* Given instruction
The data below should be printed in full, exactly, and without any of its images.

-=-=-=-=-

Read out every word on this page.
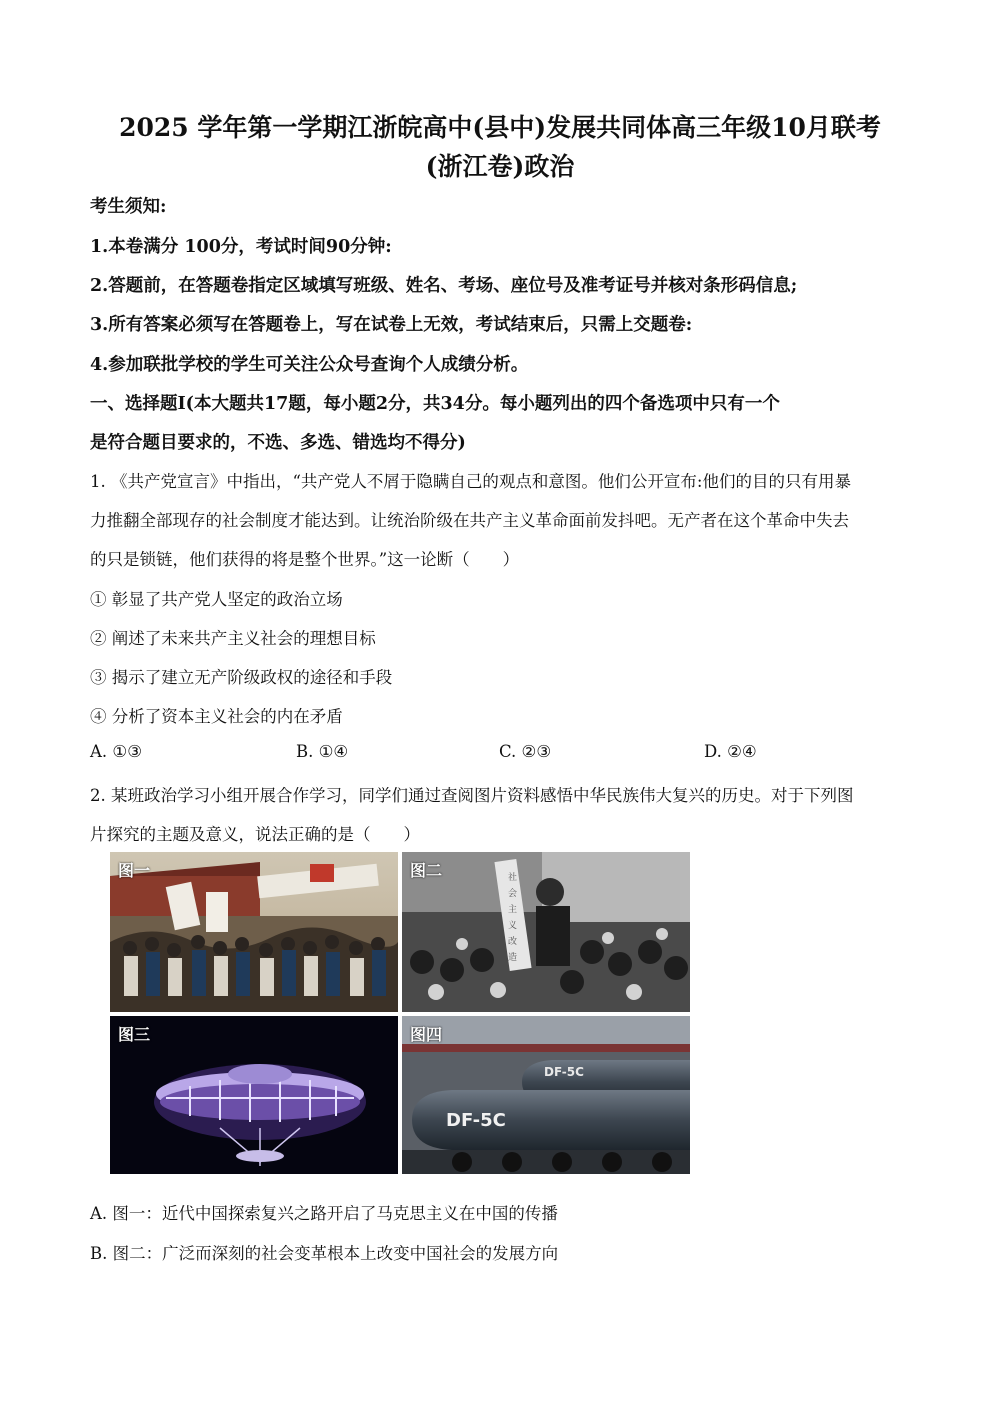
2025 学年第一学期江浙皖高中(县中)发展共同体高三年级10月联考
(浙江卷)政治
考生须知:
1.本卷满分 100分，考试时间90分钟:
2.答题前，在答题卷指定区域填写班级、姓名、考场、座位号及准考证号并核对条形码信息;
3.所有答案必须写在答题卷上，写在试卷上无效，考试结束后，只需上交题卷:
4.参加联批学校的学生可关注公众号查询个人成绩分析。
一、选择题I(本大题共17题，每小题2分，共34分。每小题列出的四个备选项中只有一个
是符合题目要求的，不选、多选、错选均不得分)
1. 《共产党宣言》中指出，“共产党人不屑于隐瞒自己的观点和意图。他们公开宣布:他们的目的只有用暴
力推翻全部现存的社会制度才能达到。让统治阶级在共产主义革命面前发抖吧。无产者在这个革命中失去
的只是锁链，他们获得的将是整个世界。”这一论断（　　）
① 彰显了共产党人坚定的政治立场
② 阐述了未来共产主义社会的理想目标
③ 揭示了建立无产阶级政权的途径和手段
④ 分析了资本主义社会的内在矛盾
A. ①③	B. ①④	C. ②③	D. ②④
2. 某班政治学习小组开展合作学习，同学们通过查阅图片资料感悟中华民族伟大复兴的历史。对于下列图
片探究的主题及意义，说法正确的是（　　）
图一	社
会
主
义
改
造
图二
图三
DF-5C
DF-5C
图四
A. 图一：近代中国探索复兴之路开启了马克思主义在中国的传播
B. 图二：广泛而深刻的社会变革根本上改变中国社会的发展方向
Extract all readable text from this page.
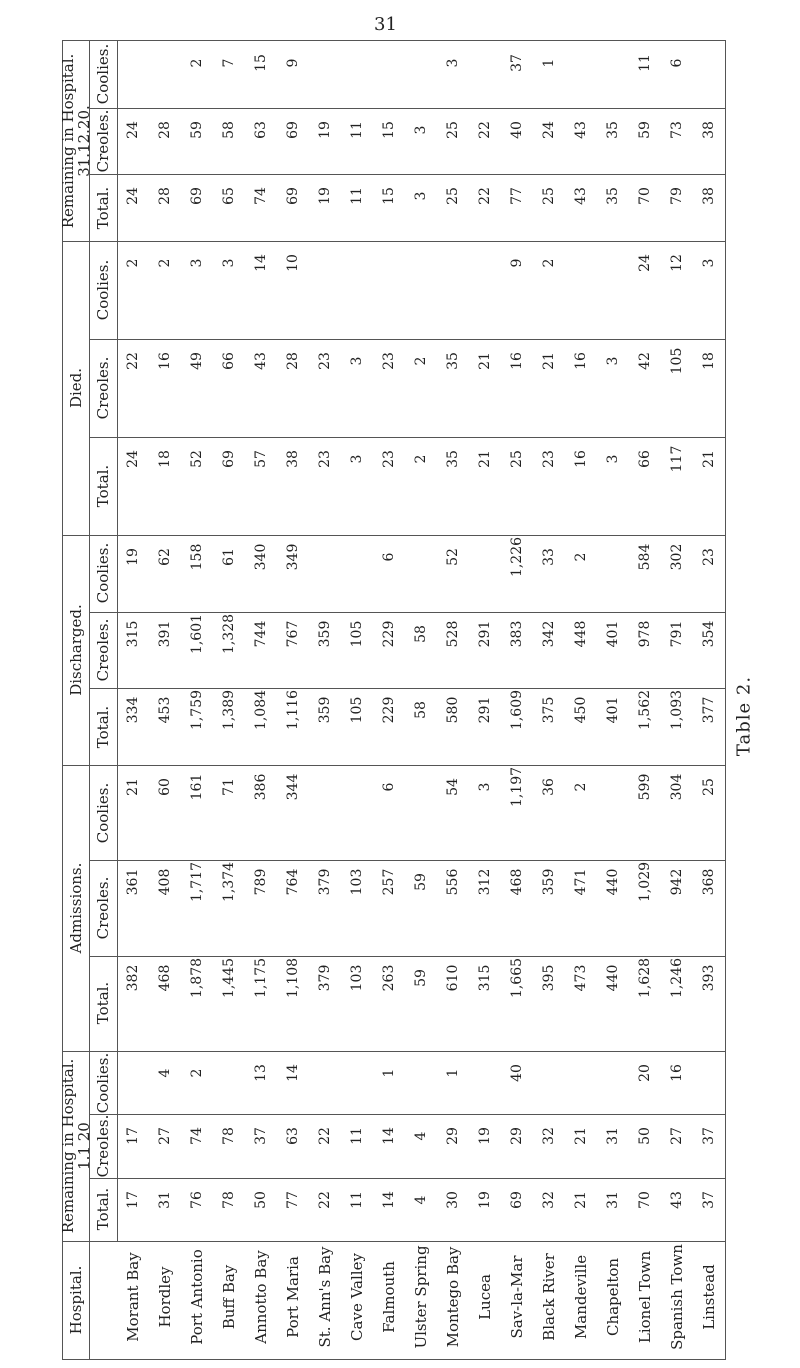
31
Table 2.
Remaining in Hospital.
31.12.20.
Coolies.
Creoles.
Total.
Died.
Coolies.
Creoles.
Total.
Discharged.
Coolies.
Creoles.
Total.
Admissions.
Coolies.
Creoles.
Total.
Remaining in Hospital.
1.1 20
Coolies.
Creoles.
Total.
Hospital.
24
24
2
22
24
19
315
334
21
361
382
17
17
Morant Bay
28
28
2
16
18
62
391
453
60
408
468
4
27
31
Hordley
2
59
69
3
49
52
158
1,601
1,759
161
1,717
1,878
2
74
76
Port Antonio
7
58
65
3
66
69
61
1,328
1,389
71
1,374
1,445
78
78
Buff Bay
15
63
74
14
43
57
340
744
1,084
386
789
1,175
13
37
50
Annotto Bay
9
69
69
10
28
38
349
767
1,116
344
764
1,108
14
63
77
Port Maria
19
19
23
23
359
359
379
379
22
22
St. Ann's Bay
11
11
3
3
105
105
103
103
11
11
Cave Valley
15
15
23
23
6
229
229
6
257
263
1
14
14
Falmouth
3
3
2
2
58
58
59
59
4
4
Ulster Spring
3
25
25
35
35
52
528
580
54
556
610
1
29
30
Montego Bay
22
22
21
21
291
291
3
312
315
19
19
Lucea
37
40
77
9
16
25
1,226
383
1,609
1,197
468
1,665
40
29
69
Sav-la-Mar
1
24
25
2
21
23
33
342
375
36
359
395
32
32
Black River
43
43
16
16
2
448
450
2
471
473
21
21
Mandeville
35
35
3
3
401
401
440
440
31
31
Chapelton
11
59
70
24
42
66
584
978
1,562
599
1,029
1,628
20
50
70
Lionel Town
6
73
79
12
105
117
302
791
1,093
304
942
1,246
16
27
43
Spanish Town
38
38
3
18
21
23
354
377
25
368
393
37
37
Linstead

-=-=-=-=-

* Solved problem
Read out every word on this page.
2025 学年第一学期江浙皖高中(县中)发展共同体高三年级10月联考
(浙江卷)政治
考生须知:
1.本卷满分 100分，考试时间90分钟:
2.答题前，在答题卷指定区域填写班级、姓名、考场、座位号及准考证号并核对条形码信息;
3.所有答案必须写在答题卷上，写在试卷上无效，考试结束后，只需上交题卷:
4.参加联批学校的学生可关注公众号查询个人成绩分析。
一、选择题I(本大题共17题，每小题2分，共34分。每小题列出的四个备选项中只有一个
是符合题目要求的，不选、多选、错选均不得分)
1. 《共产党宣言》中指出，“共产党人不屑于隐瞒自己的观点和意图。他们公开宣布:他们的目的只有用暴
力推翻全部现存的社会制度才能达到。让统治阶级在共产主义革命面前发抖吧。无产者在这个革命中失去
的只是锁链，他们获得的将是整个世界。”这一论断（　　）
① 彰显了共产党人坚定的政治立场
② 阐述了未来共产主义社会的理想目标
③ 揭示了建立无产阶级政权的途径和手段
④ 分析了资本主义社会的内在矛盾
A. ①③	B. ①④	C. ②③	D. ②④
2. 某班政治学习小组开展合作学习，同学们通过查阅图片资料感悟中华民族伟大复兴的历史。对于下列图
片探究的主题及意义，说法正确的是（　　）
图一	社
会
主
义
改
造
图二
图三
DF-5C
DF-5C
图四
A. 图一：近代中国探索复兴之路开启了马克思主义在中国的传播
B. 图二：广泛而深刻的社会变革根本上改变中国社会的发展方向
Extract all readable text from this page.
31
Table 2.
Remaining in Hospital.
31.12.20.
Coolies.
Creoles.
Total.
Died.
Coolies.
Creoles.
Total.
Discharged.
Coolies.
Creoles.
Total.
Admissions.
Coolies.
Creoles.
Total.
Remaining in Hospital.
1.1 20
Coolies.
Creoles.
Total.
Hospital.
24
24
2
22
24
19
315
334
21
361
382
17
17
Morant Bay
28
28
2
16
18
62
391
453
60
408
468
4
27
31
Hordley
2
59
69
3
49
52
158
1,601
1,759
161
1,717
1,878
2
74
76
Port Antonio
7
58
65
3
66
69
61
1,328
1,389
71
1,374
1,445
78
78
Buff Bay
15
63
74
14
43
57
340
744
1,084
386
789
1,175
13
37
50
Annotto Bay
9
69
69
10
28
38
349
767
1,116
344
764
1,108
14
63
77
Port Maria
19
19
23
23
359
359
379
379
22
22
St. Ann's Bay
11
11
3
3
105
105
103
103
11
11
Cave Valley
15
15
23
23
6
229
229
6
257
263
1
14
14
Falmouth
3
3
2
2
58
58
59
59
4
4
Ulster Spring
3
25
25
35
35
52
528
580
54
556
610
1
29
30
Montego Bay
22
22
21
21
291
291
3
312
315
19
19
Lucea
37
40
77
9
16
25
1,226
383
1,609
1,197
468
1,665
40
29
69
Sav-la-Mar
1
24
25
2
21
23
33
342
375
36
359
395
32
32
Black River
43
43
16
16
2
448
450
2
471
473
21
21
Mandeville
35
35
3
3
401
401
440
440
31
31
Chapelton
11
59
70
24
42
66
584
978
1,562
599
1,029
1,628
20
50
70
Lionel Town
6
73
79
12
105
117
302
791
1,093
304
942
1,246
16
27
43
Spanish Town
38
38
3
18
21
23
354
377
25
368
393
37
37
Linstead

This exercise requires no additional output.